Data items
↓↓↓

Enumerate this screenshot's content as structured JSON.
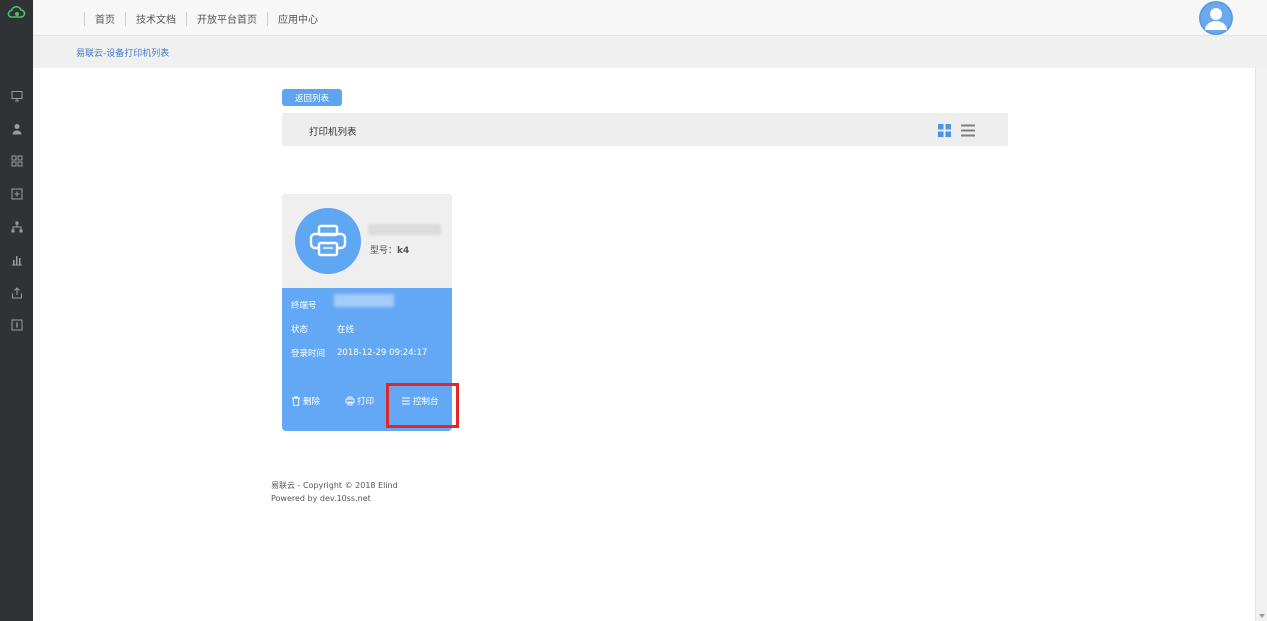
{
  "topnav": [
    "首页",
    "技术文档",
    "开放平台首页",
    "应用中心"
  ],
  "breadcrumb": "易联云-设备打印机列表",
  "back_button": "返回列表",
  "list_title": "打印机列表",
  "sidebar_icons": [
    "monitor-icon",
    "user-icon",
    "grid-apps-icon",
    "add-box-icon",
    "sitemap-icon",
    "bar-chart-icon",
    "upload-icon",
    "info-box-icon"
  ],
  "card": {
    "model_label": "型号：",
    "model_value": "k4",
    "terminal_label": "终端号",
    "status_label": "状态",
    "status_value": "在线",
    "login_label": "登录时间",
    "login_value": "2018-12-29 09:24:17",
    "actions": {
      "delete": "删除",
      "print": "打印",
      "console": "控制台"
    }
  },
  "footer": {
    "line1": "易联云 - Copyright © 2018 Elind",
    "line2": "Powered by dev.10ss.net"
  },
  "colors": {
    "accent": "#63a8f5",
    "sidebar": "#2f3336",
    "highlight": "#e32626"
  }
}
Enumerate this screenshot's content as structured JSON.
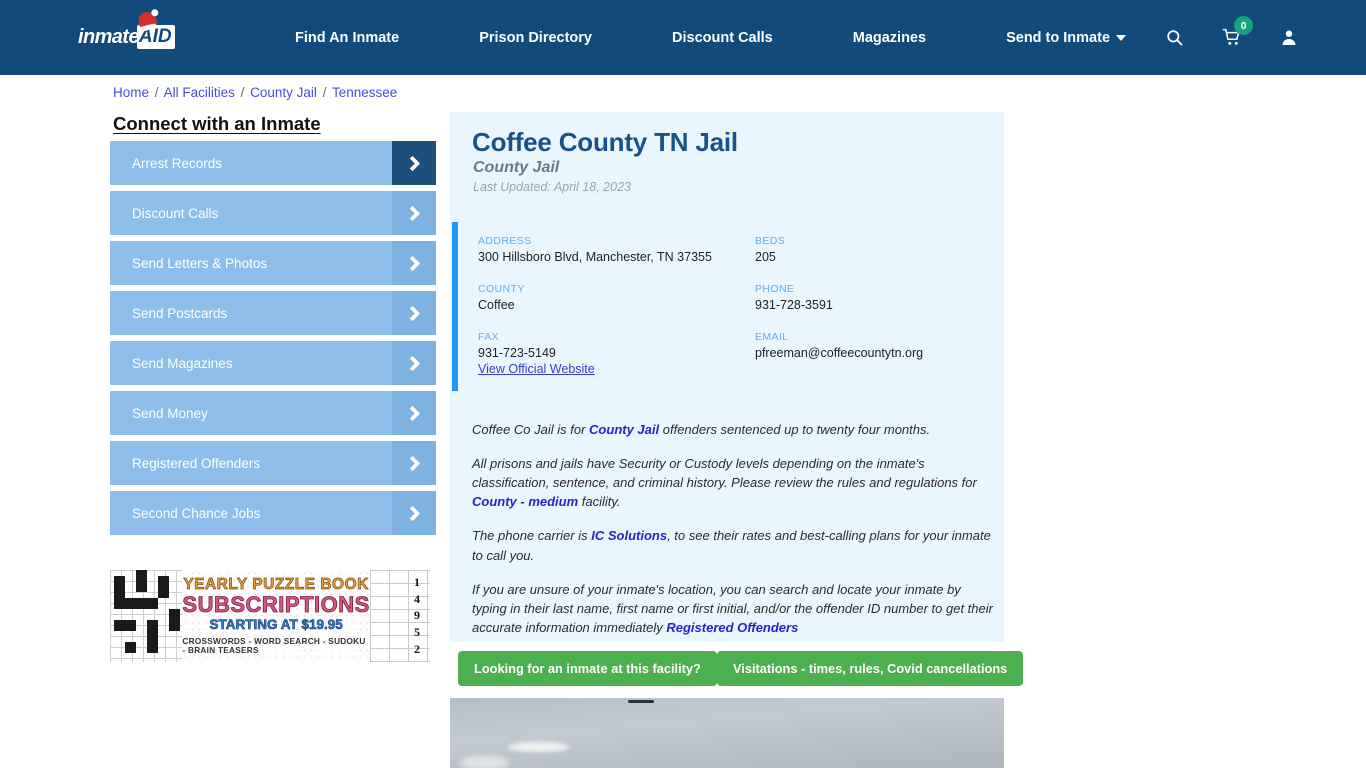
{
  "header": {
    "logo_text": "inmate",
    "logo_badge": "AID",
    "nav": [
      {
        "label": "Find An Inmate",
        "name": "nav-find-an-inmate"
      },
      {
        "label": "Prison Directory",
        "name": "nav-prison-directory"
      },
      {
        "label": "Discount Calls",
        "name": "nav-discount-calls"
      },
      {
        "label": "Magazines",
        "name": "nav-magazines"
      },
      {
        "label": "Send to Inmate",
        "name": "nav-send-to-inmate",
        "has_caret": true
      }
    ],
    "search_icon": "search-icon",
    "cart_icon": "cart-icon",
    "cart_count": "0",
    "account_icon": "user-account-icon"
  },
  "breadcrumb": {
    "items": [
      "Home",
      "All Facilities",
      "County Jail",
      "Tennessee"
    ],
    "separator": "/"
  },
  "sidebar": {
    "title": "Connect with an Inmate",
    "items": [
      {
        "label": "Arrest Records",
        "name": "sidebar-item-arrest-records",
        "active": true
      },
      {
        "label": "Discount Calls",
        "name": "sidebar-item-discount-calls",
        "active": false
      },
      {
        "label": "Send Letters & Photos",
        "name": "sidebar-item-send-letters-photos",
        "active": false
      },
      {
        "label": "Send Postcards",
        "name": "sidebar-item-send-postcards",
        "active": false
      },
      {
        "label": "Send Magazines",
        "name": "sidebar-item-send-magazines",
        "active": false
      },
      {
        "label": "Send Money",
        "name": "sidebar-item-send-money",
        "active": false
      },
      {
        "label": "Registered Offenders",
        "name": "sidebar-item-registered-offenders",
        "active": false
      },
      {
        "label": "Second Chance Jobs",
        "name": "sidebar-item-second-chance-jobs",
        "active": false
      }
    ]
  },
  "ad": {
    "line1": "YEARLY PUZZLE BOOK",
    "line2": "SUBSCRIPTIONS",
    "line3": "STARTING AT $19.95",
    "line4": "CROSSWORDS - WORD SEARCH - SUDOKU - BRAIN TEASERS",
    "sudoku_digits": [
      "1",
      "4",
      "9",
      "5",
      "2"
    ]
  },
  "facility": {
    "title": "Coffee County TN Jail",
    "subtitle": "County Jail",
    "last_updated": "Last Updated: April 18, 2023",
    "fields": [
      {
        "label": "ADDRESS",
        "value": "300 Hillsboro Blvd, Manchester, TN 37355",
        "name": "facility-address"
      },
      {
        "label": "BEDS",
        "value": "205",
        "name": "facility-beds"
      },
      {
        "label": "COUNTY",
        "value": "Coffee",
        "name": "facility-county"
      },
      {
        "label": "PHONE",
        "value": "931-728-3591",
        "name": "facility-phone"
      },
      {
        "label": "FAX",
        "value": "931-723-5149",
        "name": "facility-fax"
      },
      {
        "label": "EMAIL",
        "value": "pfreeman@coffeecountytn.org",
        "name": "facility-email"
      }
    ],
    "official_website_link": "View Official Website"
  },
  "description": {
    "p1_a": "Coffee Co Jail is for ",
    "p1_link": "County Jail",
    "p1_b": " offenders sentenced up to twenty four months.",
    "p2_a": "All prisons and jails have Security or Custody levels depending on the inmate's classification, sentence, and criminal history. Please review the rules and regulations for ",
    "p2_link": "County - medium",
    "p2_b": " facility.",
    "p3_a": "The phone carrier is ",
    "p3_link": "IC Solutions",
    "p3_b": ", to see their rates and best-calling plans for your inmate to call you.",
    "p4_a": "If you are unsure of your inmate's location, you can search and locate your inmate by typing in their last name, first name or first initial, and/or the offender ID number to get their accurate information immediately ",
    "p4_link": "Registered Offenders"
  },
  "actions": {
    "inmate_search": "Looking for an inmate at this facility?",
    "visitations": "Visitations - times, rules, Covid cancellations"
  },
  "colors": {
    "header_bg": "#114a7b",
    "card_bg": "#eaf6fd",
    "accent_blue": "#2196f3",
    "sidebar_btn": "#8dbde8",
    "sidebar_btn_active_arrow": "#1d4f7c",
    "green_button": "#4caf50",
    "cart_badge": "#13a47a",
    "title_blue": "#17528b",
    "link_blue": "#2424cf"
  }
}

↑↑↑

**Task statement**
Reproduce the listing word for word and omit its pictures.

**Problem solution**
Enumerate this screenshot's content as structured JSON.
{
  "topnav": [
    "首页",
    "技术文档",
    "开放平台首页",
    "应用中心"
  ],
  "breadcrumb": "易联云-设备打印机列表",
  "back_button": "返回列表",
  "list_title": "打印机列表",
  "sidebar_icons": [
    "monitor-icon",
    "user-icon",
    "grid-apps-icon",
    "add-box-icon",
    "sitemap-icon",
    "bar-chart-icon",
    "upload-icon",
    "info-box-icon"
  ],
  "card": {
    "model_label": "型号：",
    "model_value": "k4",
    "terminal_label": "终端号",
    "status_label": "状态",
    "status_value": "在线",
    "login_label": "登录时间",
    "login_value": "2018-12-29 09:24:17",
    "actions": {
      "delete": "删除",
      "print": "打印",
      "console": "控制台"
    }
  },
  "footer": {
    "line1": "易联云 - Copyright © 2018 Elind",
    "line2": "Powered by dev.10ss.net"
  },
  "colors": {
    "accent": "#63a8f5",
    "sidebar": "#2f3336",
    "highlight": "#e32626"
  }
}
Enumerate this screenshot's content as structured JSON.
{
  "header": {
    "logo_text": "inmate",
    "logo_badge": "AID",
    "nav": [
      {
        "label": "Find An Inmate",
        "name": "nav-find-an-inmate"
      },
      {
        "label": "Prison Directory",
        "name": "nav-prison-directory"
      },
      {
        "label": "Discount Calls",
        "name": "nav-discount-calls"
      },
      {
        "label": "Magazines",
        "name": "nav-magazines"
      },
      {
        "label": "Send to Inmate",
        "name": "nav-send-to-inmate",
        "has_caret": true
      }
    ],
    "search_icon": "search-icon",
    "cart_icon": "cart-icon",
    "cart_count": "0",
    "account_icon": "user-account-icon"
  },
  "breadcrumb": {
    "items": [
      "Home",
      "All Facilities",
      "County Jail",
      "Tennessee"
    ],
    "separator": "/"
  },
  "sidebar": {
    "title": "Connect with an Inmate",
    "items": [
      {
        "label": "Arrest Records",
        "name": "sidebar-item-arrest-records",
        "active": true
      },
      {
        "label": "Discount Calls",
        "name": "sidebar-item-discount-calls",
        "active": false
      },
      {
        "label": "Send Letters & Photos",
        "name": "sidebar-item-send-letters-photos",
        "active": false
      },
      {
        "label": "Send Postcards",
        "name": "sidebar-item-send-postcards",
        "active": false
      },
      {
        "label": "Send Magazines",
        "name": "sidebar-item-send-magazines",
        "active": false
      },
      {
        "label": "Send Money",
        "name": "sidebar-item-send-money",
        "active": false
      },
      {
        "label": "Registered Offenders",
        "name": "sidebar-item-registered-offenders",
        "active": false
      },
      {
        "label": "Second Chance Jobs",
        "name": "sidebar-item-second-chance-jobs",
        "active": false
      }
    ]
  },
  "ad": {
    "line1": "YEARLY PUZZLE BOOK",
    "line2": "SUBSCRIPTIONS",
    "line3": "STARTING AT $19.95",
    "line4": "CROSSWORDS - WORD SEARCH - SUDOKU - BRAIN TEASERS",
    "sudoku_digits": [
      "1",
      "4",
      "9",
      "5",
      "2"
    ]
  },
  "facility": {
    "title": "Coffee County TN Jail",
    "subtitle": "County Jail",
    "last_updated": "Last Updated: April 18, 2023",
    "fields": [
      {
        "label": "ADDRESS",
        "value": "300 Hillsboro Blvd, Manchester, TN 37355",
        "name": "facility-address"
      },
      {
        "label": "BEDS",
        "value": "205",
        "name": "facility-beds"
      },
      {
        "label": "COUNTY",
        "value": "Coffee",
        "name": "facility-county"
      },
      {
        "label": "PHONE",
        "value": "931-728-3591",
        "name": "facility-phone"
      },
      {
        "label": "FAX",
        "value": "931-723-5149",
        "name": "facility-fax"
      },
      {
        "label": "EMAIL",
        "value": "pfreeman@coffeecountytn.org",
        "name": "facility-email"
      }
    ],
    "official_website_link": "View Official Website"
  },
  "description": {
    "p1_a": "Coffee Co Jail is for ",
    "p1_link": "County Jail",
    "p1_b": " offenders sentenced up to twenty four months.",
    "p2_a": "All prisons and jails have Security or Custody levels depending on the inmate's classification, sentence, and criminal history. Please review the rules and regulations for ",
    "p2_link": "County - medium",
    "p2_b": " facility.",
    "p3_a": "The phone carrier is ",
    "p3_link": "IC Solutions",
    "p3_b": ", to see their rates and best-calling plans for your inmate to call you.",
    "p4_a": "If you are unsure of your inmate's location, you can search and locate your inmate by typing in their last name, first name or first initial, and/or the offender ID number to get their accurate information immediately ",
    "p4_link": "Registered Offenders"
  },
  "actions": {
    "inmate_search": "Looking for an inmate at this facility?",
    "visitations": "Visitations - times, rules, Covid cancellations"
  },
  "colors": {
    "header_bg": "#114a7b",
    "card_bg": "#eaf6fd",
    "accent_blue": "#2196f3",
    "sidebar_btn": "#8dbde8",
    "sidebar_btn_active_arrow": "#1d4f7c",
    "green_button": "#4caf50",
    "cart_badge": "#13a47a",
    "title_blue": "#17528b",
    "link_blue": "#2424cf"
  }
}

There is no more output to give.